[Records that describe figures]
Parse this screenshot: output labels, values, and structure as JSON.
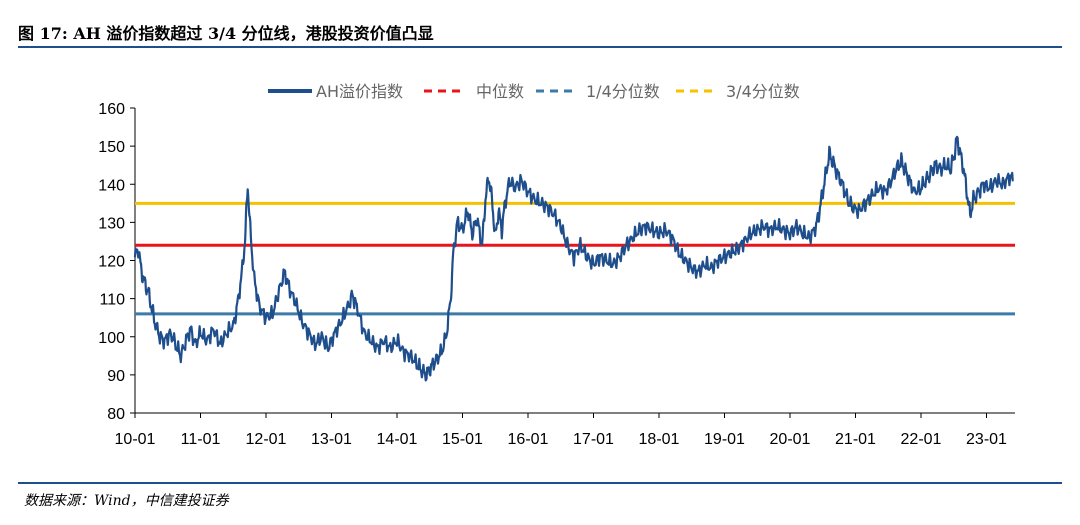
{
  "header": {
    "figure_label": "图 17:",
    "title": "AH 溢价指数超过 3/4 分位线，港股投资价值凸显"
  },
  "source": "数据来源：Wind，中信建投证券",
  "colors": {
    "series": "#1f4e8c",
    "median": "#e8141c",
    "q1": "#3b7ba9",
    "q3": "#f5c100",
    "rule": "#1f4e8c"
  },
  "chart_data": {
    "type": "line",
    "ylim": [
      80,
      160
    ],
    "yticks": [
      "80",
      "90",
      "100",
      "110",
      "120",
      "130",
      "140",
      "150",
      "160"
    ],
    "categories": [
      "10-01",
      "11-01",
      "12-01",
      "13-01",
      "14-01",
      "15-01",
      "16-01",
      "17-01",
      "18-01",
      "19-01",
      "20-01",
      "21-01",
      "22-01",
      "23-01"
    ],
    "legend": {
      "series": "AH溢价指数",
      "median": "中位数",
      "q1": "1/4分位数",
      "q3": "3/4分位数"
    },
    "reference_lines": {
      "median": 124,
      "q1": 106,
      "q3": 135
    },
    "series_name": "AH溢价指数",
    "series": [
      [
        0.0,
        121
      ],
      [
        0.05,
        123
      ],
      [
        0.1,
        117
      ],
      [
        0.15,
        114
      ],
      [
        0.2,
        112
      ],
      [
        0.25,
        108
      ],
      [
        0.3,
        104
      ],
      [
        0.38,
        100
      ],
      [
        0.45,
        99
      ],
      [
        0.55,
        101
      ],
      [
        0.62,
        98
      ],
      [
        0.7,
        95
      ],
      [
        0.78,
        99
      ],
      [
        0.85,
        102
      ],
      [
        0.92,
        98
      ],
      [
        1.0,
        101
      ],
      [
        1.1,
        99
      ],
      [
        1.2,
        102
      ],
      [
        1.3,
        98
      ],
      [
        1.4,
        101
      ],
      [
        1.5,
        103
      ],
      [
        1.55,
        107
      ],
      [
        1.62,
        115
      ],
      [
        1.68,
        125
      ],
      [
        1.72,
        140
      ],
      [
        1.76,
        128
      ],
      [
        1.82,
        115
      ],
      [
        1.9,
        108
      ],
      [
        2.0,
        105
      ],
      [
        2.1,
        106
      ],
      [
        2.2,
        112
      ],
      [
        2.28,
        117
      ],
      [
        2.35,
        113
      ],
      [
        2.45,
        109
      ],
      [
        2.55,
        104
      ],
      [
        2.65,
        101
      ],
      [
        2.75,
        98
      ],
      [
        2.85,
        100
      ],
      [
        2.95,
        97
      ],
      [
        3.05,
        101
      ],
      [
        3.15,
        104
      ],
      [
        3.25,
        108
      ],
      [
        3.32,
        111
      ],
      [
        3.4,
        107
      ],
      [
        3.5,
        101
      ],
      [
        3.6,
        99
      ],
      [
        3.7,
        97
      ],
      [
        3.8,
        99
      ],
      [
        3.9,
        97
      ],
      [
        4.0,
        99
      ],
      [
        4.1,
        96
      ],
      [
        4.2,
        95
      ],
      [
        4.3,
        93
      ],
      [
        4.38,
        91
      ],
      [
        4.45,
        90
      ],
      [
        4.52,
        92
      ],
      [
        4.6,
        94
      ],
      [
        4.68,
        96
      ],
      [
        4.75,
        100
      ],
      [
        4.82,
        110
      ],
      [
        4.86,
        122
      ],
      [
        4.92,
        130
      ],
      [
        5.0,
        128
      ],
      [
        5.08,
        133
      ],
      [
        5.15,
        127
      ],
      [
        5.22,
        131
      ],
      [
        5.3,
        124
      ],
      [
        5.35,
        136
      ],
      [
        5.4,
        142
      ],
      [
        5.45,
        136
      ],
      [
        5.5,
        126
      ],
      [
        5.55,
        133
      ],
      [
        5.6,
        128
      ],
      [
        5.65,
        135
      ],
      [
        5.72,
        141
      ],
      [
        5.8,
        139
      ],
      [
        5.9,
        141
      ],
      [
        6.0,
        138
      ],
      [
        6.1,
        136
      ],
      [
        6.2,
        135
      ],
      [
        6.3,
        134
      ],
      [
        6.4,
        132
      ],
      [
        6.5,
        129
      ],
      [
        6.6,
        124
      ],
      [
        6.7,
        121
      ],
      [
        6.8,
        124
      ],
      [
        6.9,
        121
      ],
      [
        7.0,
        119
      ],
      [
        7.1,
        121
      ],
      [
        7.2,
        120
      ],
      [
        7.3,
        119
      ],
      [
        7.4,
        121
      ],
      [
        7.5,
        124
      ],
      [
        7.6,
        126
      ],
      [
        7.7,
        128
      ],
      [
        7.8,
        129
      ],
      [
        7.9,
        128
      ],
      [
        8.0,
        127
      ],
      [
        8.1,
        128
      ],
      [
        8.2,
        126
      ],
      [
        8.3,
        122
      ],
      [
        8.4,
        120
      ],
      [
        8.5,
        118
      ],
      [
        8.6,
        117
      ],
      [
        8.7,
        119
      ],
      [
        8.8,
        118
      ],
      [
        8.9,
        120
      ],
      [
        9.0,
        121
      ],
      [
        9.1,
        122
      ],
      [
        9.2,
        123
      ],
      [
        9.3,
        125
      ],
      [
        9.4,
        127
      ],
      [
        9.5,
        128
      ],
      [
        9.6,
        129
      ],
      [
        9.7,
        128
      ],
      [
        9.8,
        129
      ],
      [
        9.9,
        128
      ],
      [
        10.0,
        127
      ],
      [
        10.1,
        129
      ],
      [
        10.2,
        127
      ],
      [
        10.3,
        126
      ],
      [
        10.4,
        129
      ],
      [
        10.45,
        133
      ],
      [
        10.5,
        138
      ],
      [
        10.55,
        143
      ],
      [
        10.6,
        148
      ],
      [
        10.65,
        146
      ],
      [
        10.72,
        143
      ],
      [
        10.8,
        140
      ],
      [
        10.88,
        136
      ],
      [
        10.95,
        134
      ],
      [
        11.05,
        133
      ],
      [
        11.15,
        135
      ],
      [
        11.25,
        137
      ],
      [
        11.35,
        139
      ],
      [
        11.45,
        138
      ],
      [
        11.55,
        141
      ],
      [
        11.62,
        144
      ],
      [
        11.7,
        146
      ],
      [
        11.75,
        144
      ],
      [
        11.82,
        141
      ],
      [
        11.9,
        138
      ],
      [
        12.0,
        139
      ],
      [
        12.08,
        141
      ],
      [
        12.15,
        143
      ],
      [
        12.22,
        145
      ],
      [
        12.3,
        144
      ],
      [
        12.38,
        145
      ],
      [
        12.45,
        144
      ],
      [
        12.5,
        147
      ],
      [
        12.55,
        152
      ],
      [
        12.6,
        148
      ],
      [
        12.65,
        144
      ],
      [
        12.7,
        138
      ],
      [
        12.75,
        132
      ],
      [
        12.8,
        136
      ],
      [
        12.88,
        138
      ],
      [
        12.95,
        140
      ],
      [
        13.05,
        139
      ],
      [
        13.15,
        141
      ],
      [
        13.25,
        140
      ],
      [
        13.35,
        142
      ],
      [
        13.4,
        141
      ]
    ]
  }
}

● Work to be completed
Copy out all of the data word for word. Do not carry over any picture.

● Answer for the task
Parse this screenshot: output labels, values, and structure as JSON.
{
  "header": {
    "figure_label": "图 17:",
    "title": "AH 溢价指数超过 3/4 分位线，港股投资价值凸显"
  },
  "source": "数据来源：Wind，中信建投证券",
  "colors": {
    "series": "#1f4e8c",
    "median": "#e8141c",
    "q1": "#3b7ba9",
    "q3": "#f5c100",
    "rule": "#1f4e8c"
  },
  "chart_data": {
    "type": "line",
    "ylim": [
      80,
      160
    ],
    "yticks": [
      "80",
      "90",
      "100",
      "110",
      "120",
      "130",
      "140",
      "150",
      "160"
    ],
    "categories": [
      "10-01",
      "11-01",
      "12-01",
      "13-01",
      "14-01",
      "15-01",
      "16-01",
      "17-01",
      "18-01",
      "19-01",
      "20-01",
      "21-01",
      "22-01",
      "23-01"
    ],
    "legend": {
      "series": "AH溢价指数",
      "median": "中位数",
      "q1": "1/4分位数",
      "q3": "3/4分位数"
    },
    "reference_lines": {
      "median": 124,
      "q1": 106,
      "q3": 135
    },
    "series_name": "AH溢价指数",
    "series": [
      [
        0.0,
        121
      ],
      [
        0.05,
        123
      ],
      [
        0.1,
        117
      ],
      [
        0.15,
        114
      ],
      [
        0.2,
        112
      ],
      [
        0.25,
        108
      ],
      [
        0.3,
        104
      ],
      [
        0.38,
        100
      ],
      [
        0.45,
        99
      ],
      [
        0.55,
        101
      ],
      [
        0.62,
        98
      ],
      [
        0.7,
        95
      ],
      [
        0.78,
        99
      ],
      [
        0.85,
        102
      ],
      [
        0.92,
        98
      ],
      [
        1.0,
        101
      ],
      [
        1.1,
        99
      ],
      [
        1.2,
        102
      ],
      [
        1.3,
        98
      ],
      [
        1.4,
        101
      ],
      [
        1.5,
        103
      ],
      [
        1.55,
        107
      ],
      [
        1.62,
        115
      ],
      [
        1.68,
        125
      ],
      [
        1.72,
        140
      ],
      [
        1.76,
        128
      ],
      [
        1.82,
        115
      ],
      [
        1.9,
        108
      ],
      [
        2.0,
        105
      ],
      [
        2.1,
        106
      ],
      [
        2.2,
        112
      ],
      [
        2.28,
        117
      ],
      [
        2.35,
        113
      ],
      [
        2.45,
        109
      ],
      [
        2.55,
        104
      ],
      [
        2.65,
        101
      ],
      [
        2.75,
        98
      ],
      [
        2.85,
        100
      ],
      [
        2.95,
        97
      ],
      [
        3.05,
        101
      ],
      [
        3.15,
        104
      ],
      [
        3.25,
        108
      ],
      [
        3.32,
        111
      ],
      [
        3.4,
        107
      ],
      [
        3.5,
        101
      ],
      [
        3.6,
        99
      ],
      [
        3.7,
        97
      ],
      [
        3.8,
        99
      ],
      [
        3.9,
        97
      ],
      [
        4.0,
        99
      ],
      [
        4.1,
        96
      ],
      [
        4.2,
        95
      ],
      [
        4.3,
        93
      ],
      [
        4.38,
        91
      ],
      [
        4.45,
        90
      ],
      [
        4.52,
        92
      ],
      [
        4.6,
        94
      ],
      [
        4.68,
        96
      ],
      [
        4.75,
        100
      ],
      [
        4.82,
        110
      ],
      [
        4.86,
        122
      ],
      [
        4.92,
        130
      ],
      [
        5.0,
        128
      ],
      [
        5.08,
        133
      ],
      [
        5.15,
        127
      ],
      [
        5.22,
        131
      ],
      [
        5.3,
        124
      ],
      [
        5.35,
        136
      ],
      [
        5.4,
        142
      ],
      [
        5.45,
        136
      ],
      [
        5.5,
        126
      ],
      [
        5.55,
        133
      ],
      [
        5.6,
        128
      ],
      [
        5.65,
        135
      ],
      [
        5.72,
        141
      ],
      [
        5.8,
        139
      ],
      [
        5.9,
        141
      ],
      [
        6.0,
        138
      ],
      [
        6.1,
        136
      ],
      [
        6.2,
        135
      ],
      [
        6.3,
        134
      ],
      [
        6.4,
        132
      ],
      [
        6.5,
        129
      ],
      [
        6.6,
        124
      ],
      [
        6.7,
        121
      ],
      [
        6.8,
        124
      ],
      [
        6.9,
        121
      ],
      [
        7.0,
        119
      ],
      [
        7.1,
        121
      ],
      [
        7.2,
        120
      ],
      [
        7.3,
        119
      ],
      [
        7.4,
        121
      ],
      [
        7.5,
        124
      ],
      [
        7.6,
        126
      ],
      [
        7.7,
        128
      ],
      [
        7.8,
        129
      ],
      [
        7.9,
        128
      ],
      [
        8.0,
        127
      ],
      [
        8.1,
        128
      ],
      [
        8.2,
        126
      ],
      [
        8.3,
        122
      ],
      [
        8.4,
        120
      ],
      [
        8.5,
        118
      ],
      [
        8.6,
        117
      ],
      [
        8.7,
        119
      ],
      [
        8.8,
        118
      ],
      [
        8.9,
        120
      ],
      [
        9.0,
        121
      ],
      [
        9.1,
        122
      ],
      [
        9.2,
        123
      ],
      [
        9.3,
        125
      ],
      [
        9.4,
        127
      ],
      [
        9.5,
        128
      ],
      [
        9.6,
        129
      ],
      [
        9.7,
        128
      ],
      [
        9.8,
        129
      ],
      [
        9.9,
        128
      ],
      [
        10.0,
        127
      ],
      [
        10.1,
        129
      ],
      [
        10.2,
        127
      ],
      [
        10.3,
        126
      ],
      [
        10.4,
        129
      ],
      [
        10.45,
        133
      ],
      [
        10.5,
        138
      ],
      [
        10.55,
        143
      ],
      [
        10.6,
        148
      ],
      [
        10.65,
        146
      ],
      [
        10.72,
        143
      ],
      [
        10.8,
        140
      ],
      [
        10.88,
        136
      ],
      [
        10.95,
        134
      ],
      [
        11.05,
        133
      ],
      [
        11.15,
        135
      ],
      [
        11.25,
        137
      ],
      [
        11.35,
        139
      ],
      [
        11.45,
        138
      ],
      [
        11.55,
        141
      ],
      [
        11.62,
        144
      ],
      [
        11.7,
        146
      ],
      [
        11.75,
        144
      ],
      [
        11.82,
        141
      ],
      [
        11.9,
        138
      ],
      [
        12.0,
        139
      ],
      [
        12.08,
        141
      ],
      [
        12.15,
        143
      ],
      [
        12.22,
        145
      ],
      [
        12.3,
        144
      ],
      [
        12.38,
        145
      ],
      [
        12.45,
        144
      ],
      [
        12.5,
        147
      ],
      [
        12.55,
        152
      ],
      [
        12.6,
        148
      ],
      [
        12.65,
        144
      ],
      [
        12.7,
        138
      ],
      [
        12.75,
        132
      ],
      [
        12.8,
        136
      ],
      [
        12.88,
        138
      ],
      [
        12.95,
        140
      ],
      [
        13.05,
        139
      ],
      [
        13.15,
        141
      ],
      [
        13.25,
        140
      ],
      [
        13.35,
        142
      ],
      [
        13.4,
        141
      ]
    ]
  }
}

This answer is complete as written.